• Exercise data:
* begin *
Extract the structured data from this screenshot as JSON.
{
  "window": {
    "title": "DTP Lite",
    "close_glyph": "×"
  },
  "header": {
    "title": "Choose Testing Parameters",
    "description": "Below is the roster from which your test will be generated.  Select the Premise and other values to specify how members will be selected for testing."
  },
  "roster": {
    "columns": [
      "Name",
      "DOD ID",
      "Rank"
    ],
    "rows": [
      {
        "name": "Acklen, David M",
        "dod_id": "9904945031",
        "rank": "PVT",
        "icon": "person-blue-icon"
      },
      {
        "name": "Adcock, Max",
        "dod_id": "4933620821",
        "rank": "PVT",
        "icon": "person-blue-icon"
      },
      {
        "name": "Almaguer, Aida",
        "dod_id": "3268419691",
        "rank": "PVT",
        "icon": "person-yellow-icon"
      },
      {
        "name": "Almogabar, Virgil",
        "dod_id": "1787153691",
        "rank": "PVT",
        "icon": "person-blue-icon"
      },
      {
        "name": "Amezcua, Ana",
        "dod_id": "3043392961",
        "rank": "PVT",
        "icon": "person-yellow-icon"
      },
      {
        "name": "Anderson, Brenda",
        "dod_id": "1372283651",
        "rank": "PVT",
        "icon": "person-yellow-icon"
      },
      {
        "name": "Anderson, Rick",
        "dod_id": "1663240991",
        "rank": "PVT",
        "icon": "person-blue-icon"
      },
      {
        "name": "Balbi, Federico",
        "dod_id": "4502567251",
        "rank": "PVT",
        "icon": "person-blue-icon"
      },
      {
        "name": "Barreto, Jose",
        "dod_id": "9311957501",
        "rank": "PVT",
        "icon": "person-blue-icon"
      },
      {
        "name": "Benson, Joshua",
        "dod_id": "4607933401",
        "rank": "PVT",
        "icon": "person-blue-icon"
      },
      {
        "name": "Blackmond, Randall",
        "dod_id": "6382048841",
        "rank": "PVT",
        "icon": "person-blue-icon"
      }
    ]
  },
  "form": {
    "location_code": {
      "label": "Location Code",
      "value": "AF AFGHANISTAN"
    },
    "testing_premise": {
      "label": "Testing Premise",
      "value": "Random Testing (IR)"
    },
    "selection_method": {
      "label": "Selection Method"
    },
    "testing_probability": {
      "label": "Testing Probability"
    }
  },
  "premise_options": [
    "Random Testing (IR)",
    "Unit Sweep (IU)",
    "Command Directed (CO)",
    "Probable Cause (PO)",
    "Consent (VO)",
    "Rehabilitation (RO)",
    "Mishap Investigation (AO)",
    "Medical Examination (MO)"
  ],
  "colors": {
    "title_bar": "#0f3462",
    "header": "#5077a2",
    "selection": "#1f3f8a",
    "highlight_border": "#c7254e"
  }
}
* end *
• Task to carry out: Check each line above for the string "Anderson" and report how many lines have it, giving only the number.

• Full answer: 2